TO BE DONE:
Type out every line below exactly as it reads.

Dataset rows
· · ·

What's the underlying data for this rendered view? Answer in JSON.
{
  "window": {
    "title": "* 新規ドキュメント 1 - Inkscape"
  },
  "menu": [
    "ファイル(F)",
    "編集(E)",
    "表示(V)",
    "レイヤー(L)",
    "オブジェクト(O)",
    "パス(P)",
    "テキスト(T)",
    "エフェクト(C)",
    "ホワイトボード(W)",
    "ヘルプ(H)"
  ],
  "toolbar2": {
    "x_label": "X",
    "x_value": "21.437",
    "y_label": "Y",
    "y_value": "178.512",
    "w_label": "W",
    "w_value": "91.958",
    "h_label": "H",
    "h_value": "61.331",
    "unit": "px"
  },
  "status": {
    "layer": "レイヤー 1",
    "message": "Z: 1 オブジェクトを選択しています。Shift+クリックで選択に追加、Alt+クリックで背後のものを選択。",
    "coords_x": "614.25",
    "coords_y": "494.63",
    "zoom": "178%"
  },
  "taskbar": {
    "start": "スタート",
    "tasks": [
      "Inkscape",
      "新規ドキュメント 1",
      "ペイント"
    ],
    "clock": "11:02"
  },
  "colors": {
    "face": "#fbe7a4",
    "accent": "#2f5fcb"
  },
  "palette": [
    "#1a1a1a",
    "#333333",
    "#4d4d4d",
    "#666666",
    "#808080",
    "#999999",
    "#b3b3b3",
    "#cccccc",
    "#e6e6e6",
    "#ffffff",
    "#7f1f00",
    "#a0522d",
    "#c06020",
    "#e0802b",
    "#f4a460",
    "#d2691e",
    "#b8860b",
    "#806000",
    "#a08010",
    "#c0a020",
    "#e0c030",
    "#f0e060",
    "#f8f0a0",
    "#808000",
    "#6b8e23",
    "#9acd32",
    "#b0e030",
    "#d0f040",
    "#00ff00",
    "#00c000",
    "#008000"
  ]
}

· · ·

SOLUTION TO THE EXERCISE:
What's the underlying data for this rendered view? Answer in JSON.
{
  "window": {
    "title": "* 新規ドキュメント 1 - Inkscape"
  },
  "menu": [
    "ファイル(F)",
    "編集(E)",
    "表示(V)",
    "レイヤー(L)",
    "オブジェクト(O)",
    "パス(P)",
    "テキスト(T)",
    "エフェクト(C)",
    "ホワイトボード(W)",
    "ヘルプ(H)"
  ],
  "toolbar2": {
    "x_label": "X",
    "x_value": "21.437",
    "y_label": "Y",
    "y_value": "178.512",
    "w_label": "W",
    "w_value": "91.958",
    "h_label": "H",
    "h_value": "61.331",
    "unit": "px"
  },
  "status": {
    "layer": "レイヤー 1",
    "message": "Z: 1 オブジェクトを選択しています。Shift+クリックで選択に追加、Alt+クリックで背後のものを選択。",
    "coords_x": "614.25",
    "coords_y": "494.63",
    "zoom": "178%"
  },
  "taskbar": {
    "start": "スタート",
    "tasks": [
      "Inkscape",
      "新規ドキュメント 1",
      "ペイント"
    ],
    "clock": "11:02"
  },
  "colors": {
    "face": "#fbe7a4",
    "accent": "#2f5fcb"
  },
  "palette": [
    "#1a1a1a",
    "#333333",
    "#4d4d4d",
    "#666666",
    "#808080",
    "#999999",
    "#b3b3b3",
    "#cccccc",
    "#e6e6e6",
    "#ffffff",
    "#7f1f00",
    "#a0522d",
    "#c06020",
    "#e0802b",
    "#f4a460",
    "#d2691e",
    "#b8860b",
    "#806000",
    "#a08010",
    "#c0a020",
    "#e0c030",
    "#f0e060",
    "#f8f0a0",
    "#808000",
    "#6b8e23",
    "#9acd32",
    "#b0e030",
    "#d0f040",
    "#00ff00",
    "#00c000",
    "#008000"
  ]
}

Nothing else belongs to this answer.